***** INFORMATION SUPPLIED
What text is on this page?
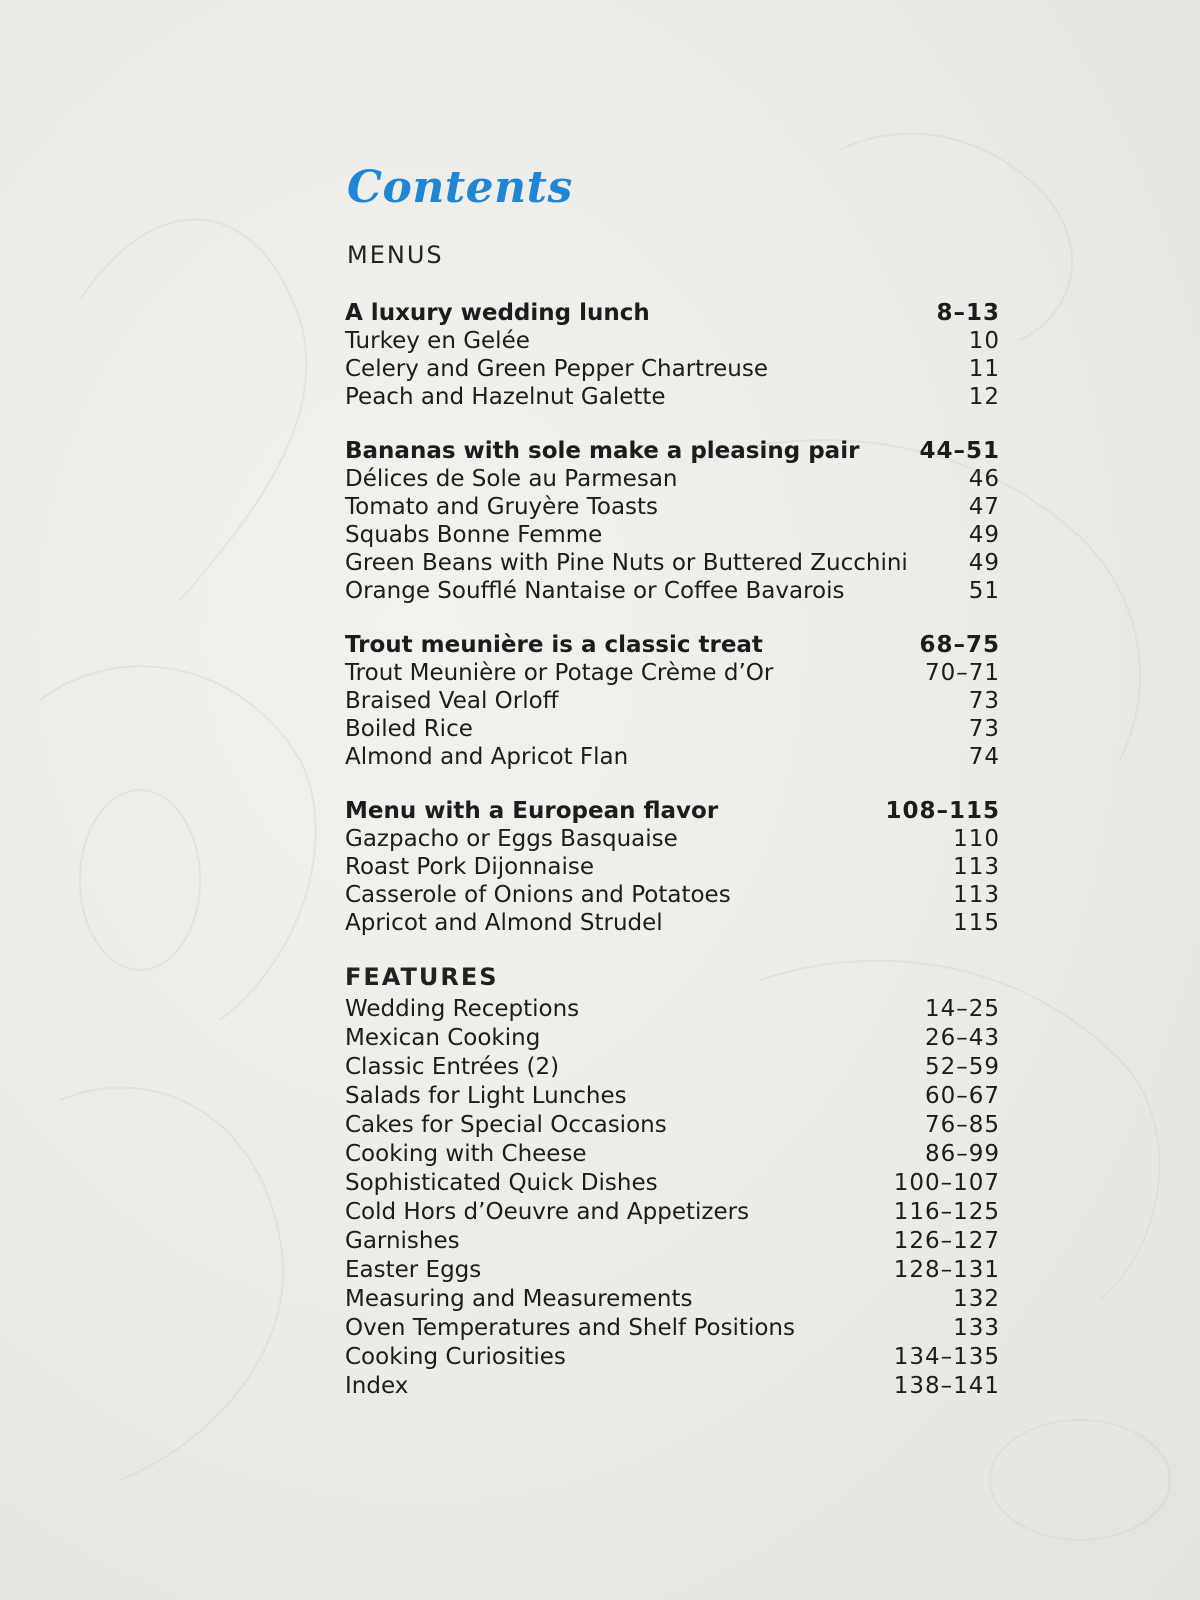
Contents
MENUS
A luxury wedding lunch	8–13
Turkey en Gelée	10
Celery and Green Pepper Chartreuse	11
Peach and Hazelnut Galette	12
Bananas with sole make a pleasing pair	44–51
Délices de Sole au Parmesan	46
Tomato and Gruyère Toasts	47
Squabs Bonne Femme	49
Green Beans with Pine Nuts or Buttered Zucchini	49
Orange Soufflé Nantaise or Coffee Bavarois	51
Trout meunière is a classic treat	68–75
Trout Meunière or Potage Crème d’Or	70–71
Braised Veal Orloff	73
Boiled Rice	73
Almond and Apricot Flan	74
Menu with a European flavor	108–115
Gazpacho or Eggs Basquaise	110
Roast Pork Dijonnaise	113
Casserole of Onions and Potatoes	113
Apricot and Almond Strudel	115
FEATURES
Wedding Receptions	14–25
Mexican Cooking	26–43
Classic Entrées (2)	52–59
Salads for Light Lunches	60–67
Cakes for Special Occasions	76–85
Cooking with Cheese	86–99
Sophisticated Quick Dishes	100–107
Cold Hors d’Oeuvre and Appetizers	116–125
Garnishes	126–127
Easter Eggs	128–131
Measuring and Measurements	132
Oven Temperatures and Shelf Positions	133
Cooking Curiosities	134–135
Index	138–141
**********
• TASK GOAL:
Repeat each entry exactly as given; no pictures belong in the copy.

• THE REPLY:
What text is on this page?
Contents
MENUS
A luxury wedding lunch	8–13
Turkey en Gelée	10
Celery and Green Pepper Chartreuse	11
Peach and Hazelnut Galette	12
Bananas with sole make a pleasing pair	44–51
Délices de Sole au Parmesan	46
Tomato and Gruyère Toasts	47
Squabs Bonne Femme	49
Green Beans with Pine Nuts or Buttered Zucchini	49
Orange Soufflé Nantaise or Coffee Bavarois	51
Trout meunière is a classic treat	68–75
Trout Meunière or Potage Crème d’Or	70–71
Braised Veal Orloff	73
Boiled Rice	73
Almond and Apricot Flan	74
Menu with a European flavor	108–115
Gazpacho or Eggs Basquaise	110
Roast Pork Dijonnaise	113
Casserole of Onions and Potatoes	113
Apricot and Almond Strudel	115
FEATURES
Wedding Receptions	14–25
Mexican Cooking	26–43
Classic Entrées (2)	52–59
Salads for Light Lunches	60–67
Cakes for Special Occasions	76–85
Cooking with Cheese	86–99
Sophisticated Quick Dishes	100–107
Cold Hors d’Oeuvre and Appetizers	116–125
Garnishes	126–127
Easter Eggs	128–131
Measuring and Measurements	132
Oven Temperatures and Shelf Positions	133
Cooking Curiosities	134–135
Index	138–141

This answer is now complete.